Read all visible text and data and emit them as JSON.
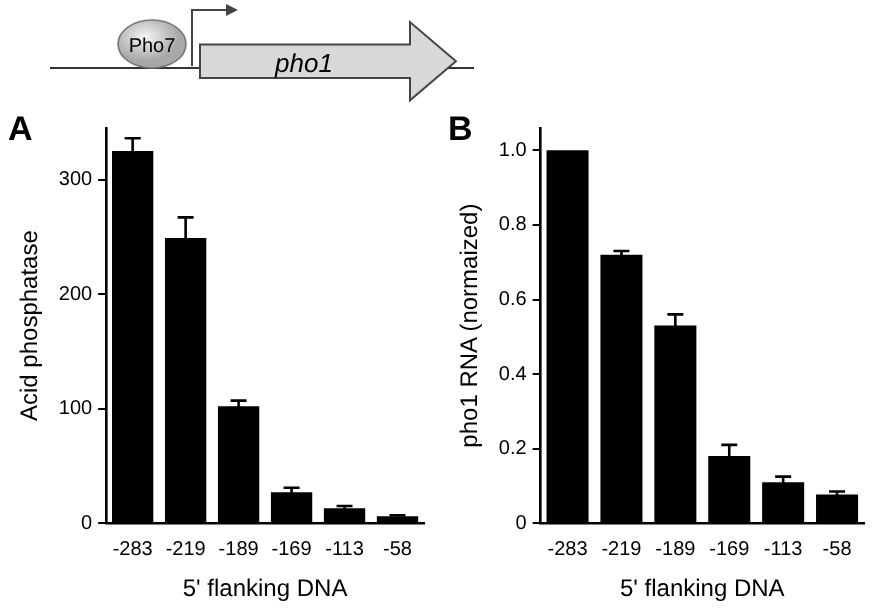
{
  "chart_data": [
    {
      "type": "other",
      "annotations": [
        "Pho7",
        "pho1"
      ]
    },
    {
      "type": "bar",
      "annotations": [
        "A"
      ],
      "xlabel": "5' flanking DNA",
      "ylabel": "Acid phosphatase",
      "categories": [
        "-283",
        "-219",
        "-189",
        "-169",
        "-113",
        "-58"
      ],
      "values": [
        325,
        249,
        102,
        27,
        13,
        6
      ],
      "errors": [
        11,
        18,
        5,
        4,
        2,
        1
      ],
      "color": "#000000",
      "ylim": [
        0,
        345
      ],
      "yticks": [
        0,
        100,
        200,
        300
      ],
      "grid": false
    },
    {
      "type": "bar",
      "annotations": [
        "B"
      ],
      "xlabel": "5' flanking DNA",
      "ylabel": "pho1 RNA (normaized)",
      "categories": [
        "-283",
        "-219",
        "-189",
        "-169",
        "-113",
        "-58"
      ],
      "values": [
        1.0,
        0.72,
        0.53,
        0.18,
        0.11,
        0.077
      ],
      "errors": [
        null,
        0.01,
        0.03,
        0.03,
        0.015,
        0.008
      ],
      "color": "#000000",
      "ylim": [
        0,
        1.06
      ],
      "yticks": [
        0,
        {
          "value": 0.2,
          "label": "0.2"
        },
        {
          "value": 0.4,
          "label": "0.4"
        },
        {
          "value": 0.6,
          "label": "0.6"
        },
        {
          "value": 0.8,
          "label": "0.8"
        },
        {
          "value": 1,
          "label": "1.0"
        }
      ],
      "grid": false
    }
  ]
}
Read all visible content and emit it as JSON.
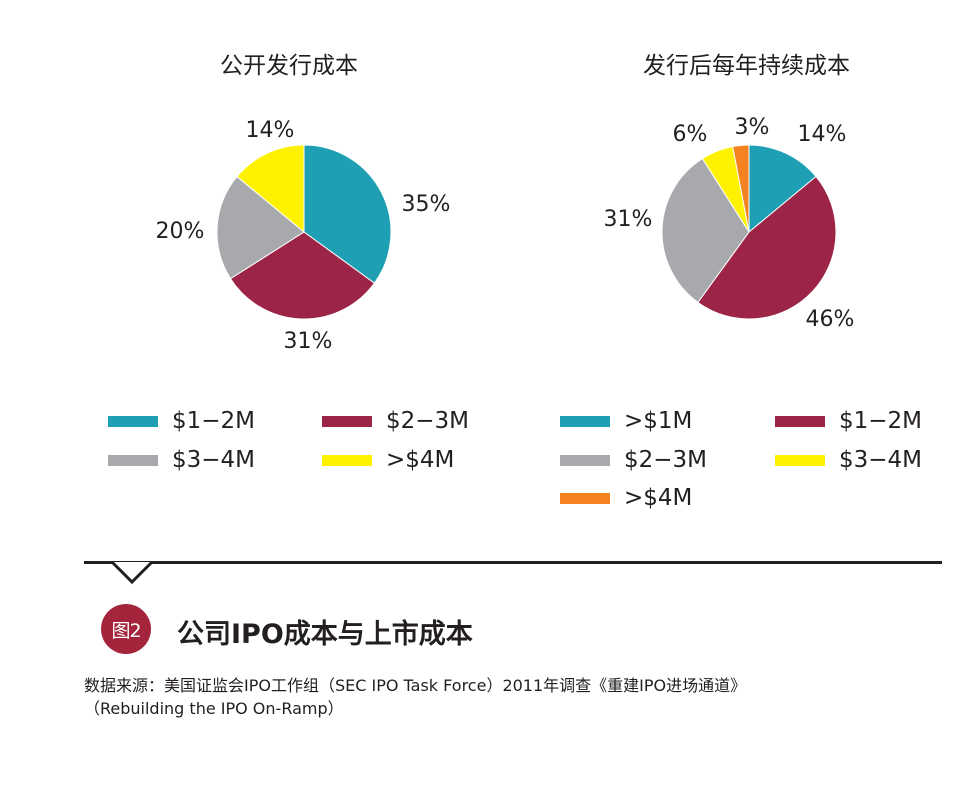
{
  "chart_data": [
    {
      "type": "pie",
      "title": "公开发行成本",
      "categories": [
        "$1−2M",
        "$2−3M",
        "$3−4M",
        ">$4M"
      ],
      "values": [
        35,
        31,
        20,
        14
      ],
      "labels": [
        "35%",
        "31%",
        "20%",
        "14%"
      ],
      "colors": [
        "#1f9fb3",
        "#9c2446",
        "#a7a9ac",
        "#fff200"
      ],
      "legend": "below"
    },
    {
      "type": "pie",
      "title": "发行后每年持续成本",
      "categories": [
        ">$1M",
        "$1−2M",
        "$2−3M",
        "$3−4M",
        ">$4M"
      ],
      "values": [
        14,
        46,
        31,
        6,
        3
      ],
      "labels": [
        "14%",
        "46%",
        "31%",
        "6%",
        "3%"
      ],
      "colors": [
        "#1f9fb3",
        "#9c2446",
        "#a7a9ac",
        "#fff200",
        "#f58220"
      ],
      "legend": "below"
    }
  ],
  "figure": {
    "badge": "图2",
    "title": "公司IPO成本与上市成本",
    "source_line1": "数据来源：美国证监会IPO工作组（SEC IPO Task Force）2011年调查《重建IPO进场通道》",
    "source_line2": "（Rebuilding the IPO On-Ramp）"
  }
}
+++
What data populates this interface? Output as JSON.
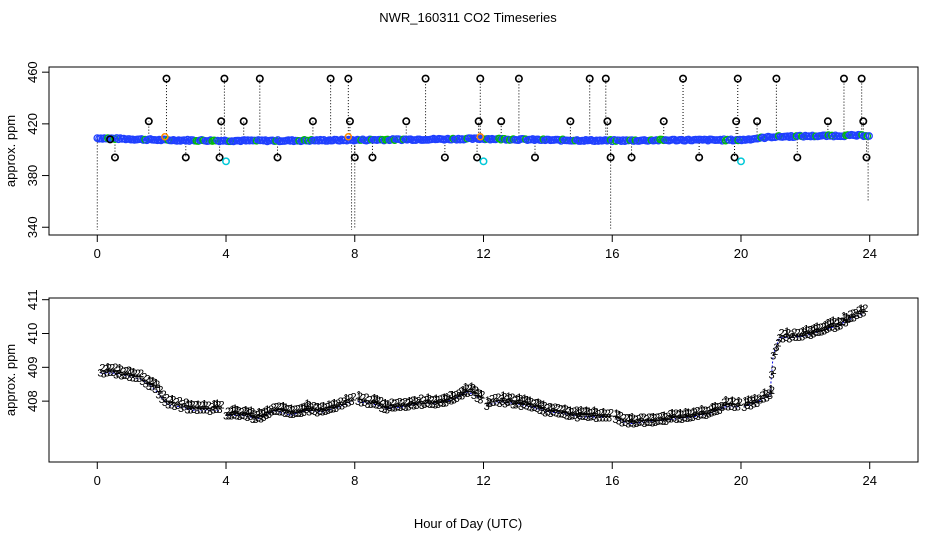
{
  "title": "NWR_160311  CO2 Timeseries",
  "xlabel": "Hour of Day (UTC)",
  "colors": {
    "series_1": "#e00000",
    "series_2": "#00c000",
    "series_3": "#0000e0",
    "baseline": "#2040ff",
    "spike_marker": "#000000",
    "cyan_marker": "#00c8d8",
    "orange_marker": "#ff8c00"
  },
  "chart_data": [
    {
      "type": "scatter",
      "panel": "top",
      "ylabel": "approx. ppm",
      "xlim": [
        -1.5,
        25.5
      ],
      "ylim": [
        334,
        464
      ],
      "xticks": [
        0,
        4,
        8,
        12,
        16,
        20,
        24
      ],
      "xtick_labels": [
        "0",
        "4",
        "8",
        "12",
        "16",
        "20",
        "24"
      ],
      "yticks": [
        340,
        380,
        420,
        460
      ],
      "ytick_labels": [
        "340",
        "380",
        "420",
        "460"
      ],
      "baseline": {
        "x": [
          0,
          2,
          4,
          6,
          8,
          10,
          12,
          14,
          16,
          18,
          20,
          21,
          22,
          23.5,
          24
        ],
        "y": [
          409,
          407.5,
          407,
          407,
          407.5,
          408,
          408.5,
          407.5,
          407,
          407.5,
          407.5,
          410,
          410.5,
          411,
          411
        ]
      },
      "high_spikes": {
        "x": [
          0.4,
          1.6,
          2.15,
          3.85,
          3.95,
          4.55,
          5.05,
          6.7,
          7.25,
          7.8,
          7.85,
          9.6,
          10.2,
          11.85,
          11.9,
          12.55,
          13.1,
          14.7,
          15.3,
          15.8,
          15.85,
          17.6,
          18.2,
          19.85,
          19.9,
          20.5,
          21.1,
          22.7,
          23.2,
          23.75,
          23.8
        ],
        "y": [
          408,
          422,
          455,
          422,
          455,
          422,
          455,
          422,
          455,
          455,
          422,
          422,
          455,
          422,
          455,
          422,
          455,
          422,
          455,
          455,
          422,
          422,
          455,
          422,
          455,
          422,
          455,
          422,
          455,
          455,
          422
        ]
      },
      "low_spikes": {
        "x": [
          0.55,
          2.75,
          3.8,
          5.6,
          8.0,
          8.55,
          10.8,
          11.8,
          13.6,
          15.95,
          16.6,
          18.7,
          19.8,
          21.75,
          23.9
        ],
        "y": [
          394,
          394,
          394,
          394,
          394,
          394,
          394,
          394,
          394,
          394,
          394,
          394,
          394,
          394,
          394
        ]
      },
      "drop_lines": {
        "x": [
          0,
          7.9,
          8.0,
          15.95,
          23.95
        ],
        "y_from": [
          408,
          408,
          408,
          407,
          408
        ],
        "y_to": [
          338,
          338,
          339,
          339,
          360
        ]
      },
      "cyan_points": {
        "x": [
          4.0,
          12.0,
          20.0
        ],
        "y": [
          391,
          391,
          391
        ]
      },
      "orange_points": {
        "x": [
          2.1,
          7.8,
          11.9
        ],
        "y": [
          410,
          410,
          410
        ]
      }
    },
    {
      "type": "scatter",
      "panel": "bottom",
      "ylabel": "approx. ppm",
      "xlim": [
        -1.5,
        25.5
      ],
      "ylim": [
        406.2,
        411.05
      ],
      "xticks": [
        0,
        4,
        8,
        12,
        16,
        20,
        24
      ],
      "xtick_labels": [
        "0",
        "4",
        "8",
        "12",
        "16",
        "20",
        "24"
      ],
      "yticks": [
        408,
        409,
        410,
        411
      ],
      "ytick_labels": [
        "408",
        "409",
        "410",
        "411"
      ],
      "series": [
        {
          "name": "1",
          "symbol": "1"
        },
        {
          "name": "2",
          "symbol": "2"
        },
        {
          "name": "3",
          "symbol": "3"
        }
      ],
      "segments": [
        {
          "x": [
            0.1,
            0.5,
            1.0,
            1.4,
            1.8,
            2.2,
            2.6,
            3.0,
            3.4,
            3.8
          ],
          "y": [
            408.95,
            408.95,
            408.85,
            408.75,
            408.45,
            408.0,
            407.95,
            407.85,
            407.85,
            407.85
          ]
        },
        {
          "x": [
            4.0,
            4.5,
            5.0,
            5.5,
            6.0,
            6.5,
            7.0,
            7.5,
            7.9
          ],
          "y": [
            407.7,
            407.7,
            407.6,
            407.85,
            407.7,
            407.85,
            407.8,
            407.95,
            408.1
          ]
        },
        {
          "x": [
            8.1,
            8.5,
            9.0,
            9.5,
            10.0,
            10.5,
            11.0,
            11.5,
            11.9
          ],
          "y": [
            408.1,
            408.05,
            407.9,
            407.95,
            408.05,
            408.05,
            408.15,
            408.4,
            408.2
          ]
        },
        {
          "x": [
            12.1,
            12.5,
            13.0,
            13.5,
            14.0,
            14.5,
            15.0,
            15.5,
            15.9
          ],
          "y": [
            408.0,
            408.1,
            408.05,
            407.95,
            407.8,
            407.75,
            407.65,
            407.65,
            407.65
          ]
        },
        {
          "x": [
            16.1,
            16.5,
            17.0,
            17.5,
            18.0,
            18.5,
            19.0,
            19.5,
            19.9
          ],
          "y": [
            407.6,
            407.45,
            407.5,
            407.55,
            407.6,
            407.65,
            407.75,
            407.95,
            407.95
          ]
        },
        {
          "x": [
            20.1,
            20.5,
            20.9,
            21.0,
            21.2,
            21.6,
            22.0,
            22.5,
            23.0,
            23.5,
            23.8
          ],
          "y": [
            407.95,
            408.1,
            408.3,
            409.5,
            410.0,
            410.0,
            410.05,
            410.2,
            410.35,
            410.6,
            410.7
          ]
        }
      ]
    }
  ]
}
+++
Only lines with "visible" are wanted here; list each of them.

Read all visible text and data and emit them as JSON.
Read all visible content and emit it as JSON.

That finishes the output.